Dataset entries
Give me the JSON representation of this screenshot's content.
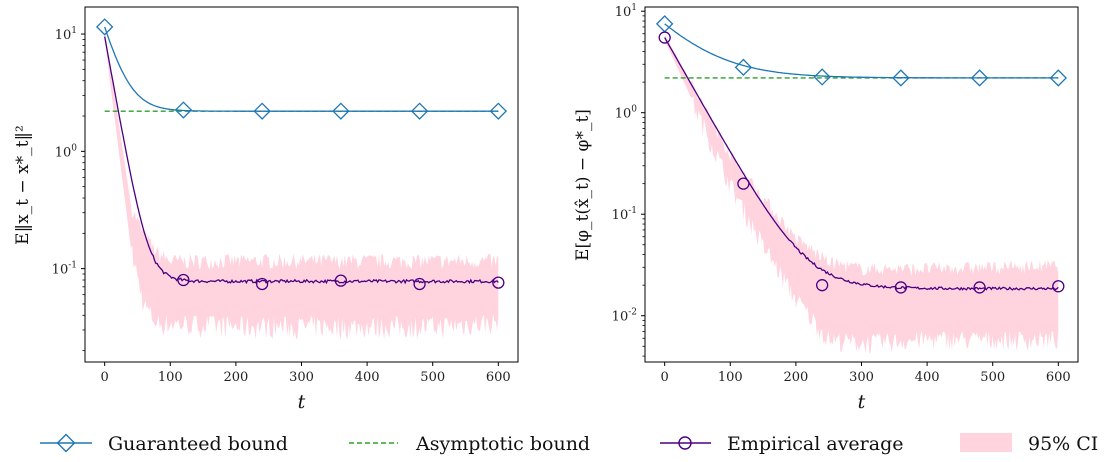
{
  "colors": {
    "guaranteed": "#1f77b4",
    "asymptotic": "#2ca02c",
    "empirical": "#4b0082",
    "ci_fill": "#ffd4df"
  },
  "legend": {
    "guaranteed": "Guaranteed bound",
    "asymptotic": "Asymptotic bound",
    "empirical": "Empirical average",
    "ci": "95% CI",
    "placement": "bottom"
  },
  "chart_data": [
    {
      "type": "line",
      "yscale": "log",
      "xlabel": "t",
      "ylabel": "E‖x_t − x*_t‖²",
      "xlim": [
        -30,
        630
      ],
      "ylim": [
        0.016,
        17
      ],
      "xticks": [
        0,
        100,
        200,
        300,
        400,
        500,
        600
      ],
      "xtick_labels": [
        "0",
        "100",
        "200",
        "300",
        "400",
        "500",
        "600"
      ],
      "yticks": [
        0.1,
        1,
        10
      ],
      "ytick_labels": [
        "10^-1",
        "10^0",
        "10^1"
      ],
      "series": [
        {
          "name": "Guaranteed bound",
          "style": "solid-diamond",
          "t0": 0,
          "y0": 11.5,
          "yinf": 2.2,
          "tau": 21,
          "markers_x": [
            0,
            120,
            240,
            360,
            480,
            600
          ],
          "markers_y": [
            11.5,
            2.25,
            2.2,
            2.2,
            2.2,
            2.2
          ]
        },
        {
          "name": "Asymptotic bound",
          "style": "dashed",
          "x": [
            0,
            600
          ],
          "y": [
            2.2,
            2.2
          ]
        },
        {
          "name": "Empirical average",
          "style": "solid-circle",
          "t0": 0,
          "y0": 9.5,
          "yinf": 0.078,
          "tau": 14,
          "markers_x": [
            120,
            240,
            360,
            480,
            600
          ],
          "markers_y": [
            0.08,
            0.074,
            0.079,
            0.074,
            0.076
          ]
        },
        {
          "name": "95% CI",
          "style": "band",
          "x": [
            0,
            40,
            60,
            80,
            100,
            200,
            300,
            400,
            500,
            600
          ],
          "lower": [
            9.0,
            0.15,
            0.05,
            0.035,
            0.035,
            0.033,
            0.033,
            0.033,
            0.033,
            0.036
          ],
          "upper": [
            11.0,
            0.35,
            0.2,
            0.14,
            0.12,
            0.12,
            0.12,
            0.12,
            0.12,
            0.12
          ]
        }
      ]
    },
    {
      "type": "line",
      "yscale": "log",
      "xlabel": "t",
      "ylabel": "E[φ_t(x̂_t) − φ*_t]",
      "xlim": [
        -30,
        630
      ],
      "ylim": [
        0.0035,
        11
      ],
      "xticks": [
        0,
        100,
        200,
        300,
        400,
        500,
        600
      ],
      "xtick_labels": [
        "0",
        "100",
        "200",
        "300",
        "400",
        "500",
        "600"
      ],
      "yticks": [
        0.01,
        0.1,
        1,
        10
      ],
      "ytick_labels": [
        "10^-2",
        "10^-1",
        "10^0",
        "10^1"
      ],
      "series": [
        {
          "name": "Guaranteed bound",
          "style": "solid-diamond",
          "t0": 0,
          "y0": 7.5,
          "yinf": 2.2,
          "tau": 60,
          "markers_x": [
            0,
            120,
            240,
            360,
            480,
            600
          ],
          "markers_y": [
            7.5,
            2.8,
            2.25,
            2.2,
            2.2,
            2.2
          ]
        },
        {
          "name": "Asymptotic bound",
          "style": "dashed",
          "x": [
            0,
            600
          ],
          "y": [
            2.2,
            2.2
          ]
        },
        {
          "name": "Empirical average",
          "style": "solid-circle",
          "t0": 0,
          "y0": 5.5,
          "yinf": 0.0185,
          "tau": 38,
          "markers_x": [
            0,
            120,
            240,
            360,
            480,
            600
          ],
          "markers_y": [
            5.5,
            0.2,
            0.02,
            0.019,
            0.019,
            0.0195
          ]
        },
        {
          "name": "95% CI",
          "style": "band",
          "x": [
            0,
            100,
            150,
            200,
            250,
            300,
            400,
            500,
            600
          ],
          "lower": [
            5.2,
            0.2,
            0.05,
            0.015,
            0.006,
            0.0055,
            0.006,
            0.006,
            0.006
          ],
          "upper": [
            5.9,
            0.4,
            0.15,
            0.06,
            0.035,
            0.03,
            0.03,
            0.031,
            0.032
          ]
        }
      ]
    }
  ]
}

** WRITTEN INSTRUCTION **
Any pictures should be dropped; transcribe the rest of the records above exactly.

** TASK RESULT **
Give me the JSON representation of this screenshot's content.
{
  "colors": {
    "guaranteed": "#1f77b4",
    "asymptotic": "#2ca02c",
    "empirical": "#4b0082",
    "ci_fill": "#ffd4df"
  },
  "legend": {
    "guaranteed": "Guaranteed bound",
    "asymptotic": "Asymptotic bound",
    "empirical": "Empirical average",
    "ci": "95% CI",
    "placement": "bottom"
  },
  "chart_data": [
    {
      "type": "line",
      "yscale": "log",
      "xlabel": "t",
      "ylabel": "E‖x_t − x*_t‖²",
      "xlim": [
        -30,
        630
      ],
      "ylim": [
        0.016,
        17
      ],
      "xticks": [
        0,
        100,
        200,
        300,
        400,
        500,
        600
      ],
      "xtick_labels": [
        "0",
        "100",
        "200",
        "300",
        "400",
        "500",
        "600"
      ],
      "yticks": [
        0.1,
        1,
        10
      ],
      "ytick_labels": [
        "10^-1",
        "10^0",
        "10^1"
      ],
      "series": [
        {
          "name": "Guaranteed bound",
          "style": "solid-diamond",
          "t0": 0,
          "y0": 11.5,
          "yinf": 2.2,
          "tau": 21,
          "markers_x": [
            0,
            120,
            240,
            360,
            480,
            600
          ],
          "markers_y": [
            11.5,
            2.25,
            2.2,
            2.2,
            2.2,
            2.2
          ]
        },
        {
          "name": "Asymptotic bound",
          "style": "dashed",
          "x": [
            0,
            600
          ],
          "y": [
            2.2,
            2.2
          ]
        },
        {
          "name": "Empirical average",
          "style": "solid-circle",
          "t0": 0,
          "y0": 9.5,
          "yinf": 0.078,
          "tau": 14,
          "markers_x": [
            120,
            240,
            360,
            480,
            600
          ],
          "markers_y": [
            0.08,
            0.074,
            0.079,
            0.074,
            0.076
          ]
        },
        {
          "name": "95% CI",
          "style": "band",
          "x": [
            0,
            40,
            60,
            80,
            100,
            200,
            300,
            400,
            500,
            600
          ],
          "lower": [
            9.0,
            0.15,
            0.05,
            0.035,
            0.035,
            0.033,
            0.033,
            0.033,
            0.033,
            0.036
          ],
          "upper": [
            11.0,
            0.35,
            0.2,
            0.14,
            0.12,
            0.12,
            0.12,
            0.12,
            0.12,
            0.12
          ]
        }
      ]
    },
    {
      "type": "line",
      "yscale": "log",
      "xlabel": "t",
      "ylabel": "E[φ_t(x̂_t) − φ*_t]",
      "xlim": [
        -30,
        630
      ],
      "ylim": [
        0.0035,
        11
      ],
      "xticks": [
        0,
        100,
        200,
        300,
        400,
        500,
        600
      ],
      "xtick_labels": [
        "0",
        "100",
        "200",
        "300",
        "400",
        "500",
        "600"
      ],
      "yticks": [
        0.01,
        0.1,
        1,
        10
      ],
      "ytick_labels": [
        "10^-2",
        "10^-1",
        "10^0",
        "10^1"
      ],
      "series": [
        {
          "name": "Guaranteed bound",
          "style": "solid-diamond",
          "t0": 0,
          "y0": 7.5,
          "yinf": 2.2,
          "tau": 60,
          "markers_x": [
            0,
            120,
            240,
            360,
            480,
            600
          ],
          "markers_y": [
            7.5,
            2.8,
            2.25,
            2.2,
            2.2,
            2.2
          ]
        },
        {
          "name": "Asymptotic bound",
          "style": "dashed",
          "x": [
            0,
            600
          ],
          "y": [
            2.2,
            2.2
          ]
        },
        {
          "name": "Empirical average",
          "style": "solid-circle",
          "t0": 0,
          "y0": 5.5,
          "yinf": 0.0185,
          "tau": 38,
          "markers_x": [
            0,
            120,
            240,
            360,
            480,
            600
          ],
          "markers_y": [
            5.5,
            0.2,
            0.02,
            0.019,
            0.019,
            0.0195
          ]
        },
        {
          "name": "95% CI",
          "style": "band",
          "x": [
            0,
            100,
            150,
            200,
            250,
            300,
            400,
            500,
            600
          ],
          "lower": [
            5.2,
            0.2,
            0.05,
            0.015,
            0.006,
            0.0055,
            0.006,
            0.006,
            0.006
          ],
          "upper": [
            5.9,
            0.4,
            0.15,
            0.06,
            0.035,
            0.03,
            0.03,
            0.031,
            0.032
          ]
        }
      ]
    }
  ]
}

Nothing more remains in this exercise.